Extract the complete listing and output it unchanged.
· · ·
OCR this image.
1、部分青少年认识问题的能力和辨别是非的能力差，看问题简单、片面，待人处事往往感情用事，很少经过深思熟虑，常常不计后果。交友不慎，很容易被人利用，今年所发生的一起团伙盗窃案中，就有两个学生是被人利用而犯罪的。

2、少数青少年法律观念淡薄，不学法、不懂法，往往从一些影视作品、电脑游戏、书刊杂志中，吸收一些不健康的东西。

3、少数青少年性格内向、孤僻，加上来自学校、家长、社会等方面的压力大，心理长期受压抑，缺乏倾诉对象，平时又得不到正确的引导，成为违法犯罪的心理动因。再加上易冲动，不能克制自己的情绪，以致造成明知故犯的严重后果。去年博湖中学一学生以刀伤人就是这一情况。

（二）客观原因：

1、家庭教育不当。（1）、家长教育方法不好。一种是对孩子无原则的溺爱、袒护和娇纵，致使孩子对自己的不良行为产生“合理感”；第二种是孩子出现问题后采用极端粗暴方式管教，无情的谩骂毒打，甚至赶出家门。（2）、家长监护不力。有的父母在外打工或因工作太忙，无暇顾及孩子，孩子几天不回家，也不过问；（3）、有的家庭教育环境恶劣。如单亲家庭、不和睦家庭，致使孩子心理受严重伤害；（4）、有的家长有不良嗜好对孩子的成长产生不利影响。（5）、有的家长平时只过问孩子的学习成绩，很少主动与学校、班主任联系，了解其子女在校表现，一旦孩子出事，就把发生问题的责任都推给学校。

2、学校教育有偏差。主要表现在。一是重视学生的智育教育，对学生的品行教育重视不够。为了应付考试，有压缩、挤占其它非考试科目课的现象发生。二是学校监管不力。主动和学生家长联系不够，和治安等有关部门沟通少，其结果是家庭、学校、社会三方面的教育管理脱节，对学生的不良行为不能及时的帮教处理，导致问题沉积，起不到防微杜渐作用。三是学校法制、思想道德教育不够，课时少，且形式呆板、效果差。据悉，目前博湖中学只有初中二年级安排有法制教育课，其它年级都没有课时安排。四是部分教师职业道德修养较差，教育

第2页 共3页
· · ·
Task solution:
OCR this image.
1、部分青少年认识问题的能力和辨别是非的能力差，看问题简单、片面，待人处事往往感情用事，很少经过深思熟虑，常常不计后果。交友不慎，很容易被人利用，今年所发生的一起团伙盗窃案中，就有两个学生是被人利用而犯罪的。

2、少数青少年法律观念淡薄，不学法、不懂法，往往从一些影视作品、电脑游戏、书刊杂志中，吸收一些不健康的东西。

3、少数青少年性格内向、孤僻，加上来自学校、家长、社会等方面的压力大，心理长期受压抑，缺乏倾诉对象，平时又得不到正确的引导，成为违法犯罪的心理动因。再加上易冲动，不能克制自己的情绪，以致造成明知故犯的严重后果。去年博湖中学一学生以刀伤人就是这一情况。

（二）客观原因：

1、家庭教育不当。（1）、家长教育方法不好。一种是对孩子无原则的溺爱、袒护和娇纵，致使孩子对自己的不良行为产生“合理感”；第二种是孩子出现问题后采用极端粗暴方式管教，无情的谩骂毒打，甚至赶出家门。（2）、家长监护不力。有的父母在外打工或因工作太忙，无暇顾及孩子，孩子几天不回家，也不过问；（3）、有的家庭教育环境恶劣。如单亲家庭、不和睦家庭，致使孩子心理受严重伤害；（4）、有的家长有不良嗜好对孩子的成长产生不利影响。（5）、有的家长平时只过问孩子的学习成绩，很少主动与学校、班主任联系，了解其子女在校表现，一旦孩子出事，就把发生问题的责任都推给学校。

2、学校教育有偏差。主要表现在。一是重视学生的智育教育，对学生的品行教育重视不够。为了应付考试，有压缩、挤占其它非考试科目课的现象发生。二是学校监管不力。主动和学生家长联系不够，和治安等有关部门沟通少，其结果是家庭、学校、社会三方面的教育管理脱节，对学生的不良行为不能及时的帮教处理，导致问题沉积，起不到防微杜渐作用。三是学校法制、思想道德教育不够，课时少，且形式呆板、效果差。据悉，目前博湖中学只有初中二年级安排有法制教育课，其它年级都没有课时安排。四是部分教师职业道德修养较差，教育

第2页 共3页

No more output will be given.